Short task ▸ Count the lines below that contain the word "участок" and give only that number.

Provided material ▸
╔══

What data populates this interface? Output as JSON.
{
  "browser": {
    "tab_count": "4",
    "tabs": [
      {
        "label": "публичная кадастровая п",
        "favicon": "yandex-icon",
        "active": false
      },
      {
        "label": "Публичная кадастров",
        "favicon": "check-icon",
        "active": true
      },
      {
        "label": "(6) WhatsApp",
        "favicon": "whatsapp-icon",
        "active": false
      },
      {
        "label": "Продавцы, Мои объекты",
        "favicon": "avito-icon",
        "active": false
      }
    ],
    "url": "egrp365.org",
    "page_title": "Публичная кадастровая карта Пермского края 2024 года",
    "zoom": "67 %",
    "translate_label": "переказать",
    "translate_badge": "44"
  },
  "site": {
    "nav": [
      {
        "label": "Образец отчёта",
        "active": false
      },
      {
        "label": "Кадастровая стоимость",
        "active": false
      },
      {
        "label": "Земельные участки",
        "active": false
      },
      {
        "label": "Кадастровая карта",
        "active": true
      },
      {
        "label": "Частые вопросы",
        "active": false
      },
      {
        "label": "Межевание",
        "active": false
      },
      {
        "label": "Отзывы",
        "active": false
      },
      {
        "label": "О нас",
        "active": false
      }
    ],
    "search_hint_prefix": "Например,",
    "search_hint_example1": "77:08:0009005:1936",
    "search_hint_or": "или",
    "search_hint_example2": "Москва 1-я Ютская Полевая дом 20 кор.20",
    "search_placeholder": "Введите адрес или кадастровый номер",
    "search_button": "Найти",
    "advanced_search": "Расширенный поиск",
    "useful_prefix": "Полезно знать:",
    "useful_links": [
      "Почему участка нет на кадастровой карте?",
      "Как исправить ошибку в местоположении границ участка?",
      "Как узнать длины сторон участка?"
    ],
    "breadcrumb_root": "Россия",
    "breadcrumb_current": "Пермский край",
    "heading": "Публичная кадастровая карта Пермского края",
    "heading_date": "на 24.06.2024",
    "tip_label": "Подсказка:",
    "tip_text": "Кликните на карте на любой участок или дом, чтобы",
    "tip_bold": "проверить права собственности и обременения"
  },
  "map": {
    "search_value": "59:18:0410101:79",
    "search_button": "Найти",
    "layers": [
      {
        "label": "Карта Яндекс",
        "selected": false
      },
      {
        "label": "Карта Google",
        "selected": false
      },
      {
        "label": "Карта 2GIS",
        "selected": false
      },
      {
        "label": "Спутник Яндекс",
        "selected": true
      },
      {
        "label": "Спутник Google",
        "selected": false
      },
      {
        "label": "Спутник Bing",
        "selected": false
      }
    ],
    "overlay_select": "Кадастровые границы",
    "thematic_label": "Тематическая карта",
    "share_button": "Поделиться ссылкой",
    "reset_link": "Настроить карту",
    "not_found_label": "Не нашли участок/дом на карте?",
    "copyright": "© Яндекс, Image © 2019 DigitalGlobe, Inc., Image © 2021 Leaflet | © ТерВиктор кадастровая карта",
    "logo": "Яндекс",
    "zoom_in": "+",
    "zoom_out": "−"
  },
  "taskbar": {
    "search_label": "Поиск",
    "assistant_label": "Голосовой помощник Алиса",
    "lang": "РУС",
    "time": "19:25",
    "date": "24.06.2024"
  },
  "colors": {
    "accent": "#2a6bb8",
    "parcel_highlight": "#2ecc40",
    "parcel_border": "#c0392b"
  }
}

╚══

Correct answer ▸ 2